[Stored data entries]
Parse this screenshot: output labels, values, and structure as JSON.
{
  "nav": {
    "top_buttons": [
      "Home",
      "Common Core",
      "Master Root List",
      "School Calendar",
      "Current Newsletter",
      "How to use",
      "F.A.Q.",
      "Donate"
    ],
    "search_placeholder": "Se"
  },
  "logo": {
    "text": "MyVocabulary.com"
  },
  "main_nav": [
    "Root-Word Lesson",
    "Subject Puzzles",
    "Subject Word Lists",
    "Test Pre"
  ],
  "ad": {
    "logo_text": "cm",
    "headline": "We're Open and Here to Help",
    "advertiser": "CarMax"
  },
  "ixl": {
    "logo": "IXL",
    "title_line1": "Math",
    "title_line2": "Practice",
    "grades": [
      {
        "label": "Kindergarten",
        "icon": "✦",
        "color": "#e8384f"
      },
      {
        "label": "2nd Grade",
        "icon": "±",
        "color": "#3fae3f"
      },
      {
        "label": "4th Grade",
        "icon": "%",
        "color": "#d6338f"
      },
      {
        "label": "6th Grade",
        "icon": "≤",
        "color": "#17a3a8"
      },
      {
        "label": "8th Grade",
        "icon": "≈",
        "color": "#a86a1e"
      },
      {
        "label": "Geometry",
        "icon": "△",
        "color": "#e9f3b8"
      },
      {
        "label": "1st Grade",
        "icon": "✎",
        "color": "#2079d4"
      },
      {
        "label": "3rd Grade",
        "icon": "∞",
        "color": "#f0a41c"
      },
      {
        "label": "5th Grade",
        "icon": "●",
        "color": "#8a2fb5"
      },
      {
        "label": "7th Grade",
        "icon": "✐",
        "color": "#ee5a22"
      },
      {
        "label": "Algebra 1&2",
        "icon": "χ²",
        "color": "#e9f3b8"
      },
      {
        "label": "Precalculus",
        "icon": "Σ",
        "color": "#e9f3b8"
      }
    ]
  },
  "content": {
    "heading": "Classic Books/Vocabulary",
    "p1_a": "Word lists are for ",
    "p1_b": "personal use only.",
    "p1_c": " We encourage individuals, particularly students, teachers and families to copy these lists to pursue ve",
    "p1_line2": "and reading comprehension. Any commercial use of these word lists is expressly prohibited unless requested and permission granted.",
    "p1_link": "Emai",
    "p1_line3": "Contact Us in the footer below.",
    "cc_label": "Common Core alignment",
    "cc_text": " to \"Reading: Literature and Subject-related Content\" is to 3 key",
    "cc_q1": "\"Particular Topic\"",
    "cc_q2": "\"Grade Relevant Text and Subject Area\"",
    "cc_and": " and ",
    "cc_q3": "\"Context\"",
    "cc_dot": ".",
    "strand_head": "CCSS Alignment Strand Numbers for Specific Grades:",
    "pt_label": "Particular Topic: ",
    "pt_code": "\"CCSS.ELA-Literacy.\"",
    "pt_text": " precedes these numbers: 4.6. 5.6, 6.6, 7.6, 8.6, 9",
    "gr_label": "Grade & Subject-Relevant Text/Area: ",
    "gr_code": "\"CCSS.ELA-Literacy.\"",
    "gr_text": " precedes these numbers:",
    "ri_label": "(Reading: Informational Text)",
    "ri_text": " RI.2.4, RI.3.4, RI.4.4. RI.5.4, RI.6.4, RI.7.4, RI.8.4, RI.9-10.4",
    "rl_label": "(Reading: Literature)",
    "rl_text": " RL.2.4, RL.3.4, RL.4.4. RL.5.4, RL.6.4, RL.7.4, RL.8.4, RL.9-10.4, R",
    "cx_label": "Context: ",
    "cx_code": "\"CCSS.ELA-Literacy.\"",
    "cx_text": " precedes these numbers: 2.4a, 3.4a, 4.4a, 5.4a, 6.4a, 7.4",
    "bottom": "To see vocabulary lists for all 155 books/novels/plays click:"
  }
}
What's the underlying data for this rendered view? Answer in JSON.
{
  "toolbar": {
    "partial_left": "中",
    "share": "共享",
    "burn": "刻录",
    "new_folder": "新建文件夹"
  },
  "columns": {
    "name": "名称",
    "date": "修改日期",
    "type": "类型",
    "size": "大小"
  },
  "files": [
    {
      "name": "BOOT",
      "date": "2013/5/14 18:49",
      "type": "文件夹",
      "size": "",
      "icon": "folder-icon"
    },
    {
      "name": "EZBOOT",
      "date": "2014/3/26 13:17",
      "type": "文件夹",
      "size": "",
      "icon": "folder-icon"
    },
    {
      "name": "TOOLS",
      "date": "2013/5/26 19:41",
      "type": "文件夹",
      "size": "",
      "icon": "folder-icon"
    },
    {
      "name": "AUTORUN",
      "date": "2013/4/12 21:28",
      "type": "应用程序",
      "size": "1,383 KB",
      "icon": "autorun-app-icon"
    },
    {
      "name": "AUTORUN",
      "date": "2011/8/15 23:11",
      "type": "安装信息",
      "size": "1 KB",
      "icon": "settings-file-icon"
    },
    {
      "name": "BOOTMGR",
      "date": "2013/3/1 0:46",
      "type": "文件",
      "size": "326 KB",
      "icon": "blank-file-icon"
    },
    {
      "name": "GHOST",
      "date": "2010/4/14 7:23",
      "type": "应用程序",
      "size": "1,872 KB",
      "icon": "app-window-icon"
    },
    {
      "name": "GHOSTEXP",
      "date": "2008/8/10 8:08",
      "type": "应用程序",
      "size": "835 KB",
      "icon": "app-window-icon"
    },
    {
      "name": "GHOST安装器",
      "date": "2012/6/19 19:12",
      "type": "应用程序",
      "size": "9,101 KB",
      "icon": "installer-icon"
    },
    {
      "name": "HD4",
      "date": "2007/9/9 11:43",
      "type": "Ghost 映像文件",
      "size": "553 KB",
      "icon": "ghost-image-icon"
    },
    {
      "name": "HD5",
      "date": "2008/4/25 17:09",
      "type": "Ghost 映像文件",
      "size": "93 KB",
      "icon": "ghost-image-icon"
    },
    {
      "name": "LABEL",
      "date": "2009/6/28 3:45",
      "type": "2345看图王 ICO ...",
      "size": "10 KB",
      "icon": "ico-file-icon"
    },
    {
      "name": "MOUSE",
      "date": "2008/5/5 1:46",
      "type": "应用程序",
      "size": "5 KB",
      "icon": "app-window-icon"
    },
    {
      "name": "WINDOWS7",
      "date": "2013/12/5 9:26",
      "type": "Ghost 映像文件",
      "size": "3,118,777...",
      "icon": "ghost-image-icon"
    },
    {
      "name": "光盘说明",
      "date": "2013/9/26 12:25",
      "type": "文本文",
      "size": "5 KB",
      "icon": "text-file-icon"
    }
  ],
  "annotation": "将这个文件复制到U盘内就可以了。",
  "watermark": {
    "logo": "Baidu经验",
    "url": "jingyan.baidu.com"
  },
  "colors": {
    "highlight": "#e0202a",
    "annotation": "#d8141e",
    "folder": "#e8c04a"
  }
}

Short problem: Repeat every line of the material exactly as given.

Task answer:
Parse this screenshot: output labels, values, and structure as JSON.
{
  "nav": {
    "top_buttons": [
      "Home",
      "Common Core",
      "Master Root List",
      "School Calendar",
      "Current Newsletter",
      "How to use",
      "F.A.Q.",
      "Donate"
    ],
    "search_placeholder": "Se"
  },
  "logo": {
    "text": "MyVocabulary.com"
  },
  "main_nav": [
    "Root-Word Lesson",
    "Subject Puzzles",
    "Subject Word Lists",
    "Test Pre"
  ],
  "ad": {
    "logo_text": "cm",
    "headline": "We're Open and Here to Help",
    "advertiser": "CarMax"
  },
  "ixl": {
    "logo": "IXL",
    "title_line1": "Math",
    "title_line2": "Practice",
    "grades": [
      {
        "label": "Kindergarten",
        "icon": "✦",
        "color": "#e8384f"
      },
      {
        "label": "2nd Grade",
        "icon": "±",
        "color": "#3fae3f"
      },
      {
        "label": "4th Grade",
        "icon": "%",
        "color": "#d6338f"
      },
      {
        "label": "6th Grade",
        "icon": "≤",
        "color": "#17a3a8"
      },
      {
        "label": "8th Grade",
        "icon": "≈",
        "color": "#a86a1e"
      },
      {
        "label": "Geometry",
        "icon": "△",
        "color": "#e9f3b8"
      },
      {
        "label": "1st Grade",
        "icon": "✎",
        "color": "#2079d4"
      },
      {
        "label": "3rd Grade",
        "icon": "∞",
        "color": "#f0a41c"
      },
      {
        "label": "5th Grade",
        "icon": "●",
        "color": "#8a2fb5"
      },
      {
        "label": "7th Grade",
        "icon": "✐",
        "color": "#ee5a22"
      },
      {
        "label": "Algebra 1&2",
        "icon": "χ²",
        "color": "#e9f3b8"
      },
      {
        "label": "Precalculus",
        "icon": "Σ",
        "color": "#e9f3b8"
      }
    ]
  },
  "content": {
    "heading": "Classic Books/Vocabulary",
    "p1_a": "Word lists are for ",
    "p1_b": "personal use only.",
    "p1_c": " We encourage individuals, particularly students, teachers and families to copy these lists to pursue ve",
    "p1_line2": "and reading comprehension. Any commercial use of these word lists is expressly prohibited unless requested and permission granted.",
    "p1_link": "Emai",
    "p1_line3": "Contact Us in the footer below.",
    "cc_label": "Common Core alignment",
    "cc_text": " to \"Reading: Literature and Subject-related Content\" is to 3 key",
    "cc_q1": "\"Particular Topic\"",
    "cc_q2": "\"Grade Relevant Text and Subject Area\"",
    "cc_and": " and ",
    "cc_q3": "\"Context\"",
    "cc_dot": ".",
    "strand_head": "CCSS Alignment Strand Numbers for Specific Grades:",
    "pt_label": "Particular Topic: ",
    "pt_code": "\"CCSS.ELA-Literacy.\"",
    "pt_text": " precedes these numbers: 4.6. 5.6, 6.6, 7.6, 8.6, 9",
    "gr_label": "Grade & Subject-Relevant Text/Area: ",
    "gr_code": "\"CCSS.ELA-Literacy.\"",
    "gr_text": " precedes these numbers:",
    "ri_label": "(Reading: Informational Text)",
    "ri_text": " RI.2.4, RI.3.4, RI.4.4. RI.5.4, RI.6.4, RI.7.4, RI.8.4, RI.9-10.4",
    "rl_label": "(Reading: Literature)",
    "rl_text": " RL.2.4, RL.3.4, RL.4.4. RL.5.4, RL.6.4, RL.7.4, RL.8.4, RL.9-10.4, R",
    "cx_label": "Context: ",
    "cx_code": "\"CCSS.ELA-Literacy.\"",
    "cx_text": " precedes these numbers: 2.4a, 3.4a, 4.4a, 5.4a, 6.4a, 7.4",
    "bottom": "To see vocabulary lists for all 155 books/novels/plays click:"
  }
}
What's the underlying data for this rendered view? Answer in JSON.
{
  "toolbar": {
    "partial_left": "中",
    "share": "共享",
    "burn": "刻录",
    "new_folder": "新建文件夹"
  },
  "columns": {
    "name": "名称",
    "date": "修改日期",
    "type": "类型",
    "size": "大小"
  },
  "files": [
    {
      "name": "BOOT",
      "date": "2013/5/14 18:49",
      "type": "文件夹",
      "size": "",
      "icon": "folder-icon"
    },
    {
      "name": "EZBOOT",
      "date": "2014/3/26 13:17",
      "type": "文件夹",
      "size": "",
      "icon": "folder-icon"
    },
    {
      "name": "TOOLS",
      "date": "2013/5/26 19:41",
      "type": "文件夹",
      "size": "",
      "icon": "folder-icon"
    },
    {
      "name": "AUTORUN",
      "date": "2013/4/12 21:28",
      "type": "应用程序",
      "size": "1,383 KB",
      "icon": "autorun-app-icon"
    },
    {
      "name": "AUTORUN",
      "date": "2011/8/15 23:11",
      "type": "安装信息",
      "size": "1 KB",
      "icon": "settings-file-icon"
    },
    {
      "name": "BOOTMGR",
      "date": "2013/3/1 0:46",
      "type": "文件",
      "size": "326 KB",
      "icon": "blank-file-icon"
    },
    {
      "name": "GHOST",
      "date": "2010/4/14 7:23",
      "type": "应用程序",
      "size": "1,872 KB",
      "icon": "app-window-icon"
    },
    {
      "name": "GHOSTEXP",
      "date": "2008/8/10 8:08",
      "type": "应用程序",
      "size": "835 KB",
      "icon": "app-window-icon"
    },
    {
      "name": "GHOST安装器",
      "date": "2012/6/19 19:12",
      "type": "应用程序",
      "size": "9,101 KB",
      "icon": "installer-icon"
    },
    {
      "name": "HD4",
      "date": "2007/9/9 11:43",
      "type": "Ghost 映像文件",
      "size": "553 KB",
      "icon": "ghost-image-icon"
    },
    {
      "name": "HD5",
      "date": "2008/4/25 17:09",
      "type": "Ghost 映像文件",
      "size": "93 KB",
      "icon": "ghost-image-icon"
    },
    {
      "name": "LABEL",
      "date": "2009/6/28 3:45",
      "type": "2345看图王 ICO ...",
      "size": "10 KB",
      "icon": "ico-file-icon"
    },
    {
      "name": "MOUSE",
      "date": "2008/5/5 1:46",
      "type": "应用程序",
      "size": "5 KB",
      "icon": "app-window-icon"
    },
    {
      "name": "WINDOWS7",
      "date": "2013/12/5 9:26",
      "type": "Ghost 映像文件",
      "size": "3,118,777...",
      "icon": "ghost-image-icon"
    },
    {
      "name": "光盘说明",
      "date": "2013/9/26 12:25",
      "type": "文本文",
      "size": "5 KB",
      "icon": "text-file-icon"
    }
  ],
  "annotation": "将这个文件复制到U盘内就可以了。",
  "watermark": {
    "logo": "Baidu经验",
    "url": "jingyan.baidu.com"
  },
  "colors": {
    "highlight": "#e0202a",
    "annotation": "#d8141e",
    "folder": "#e8c04a"
  }
}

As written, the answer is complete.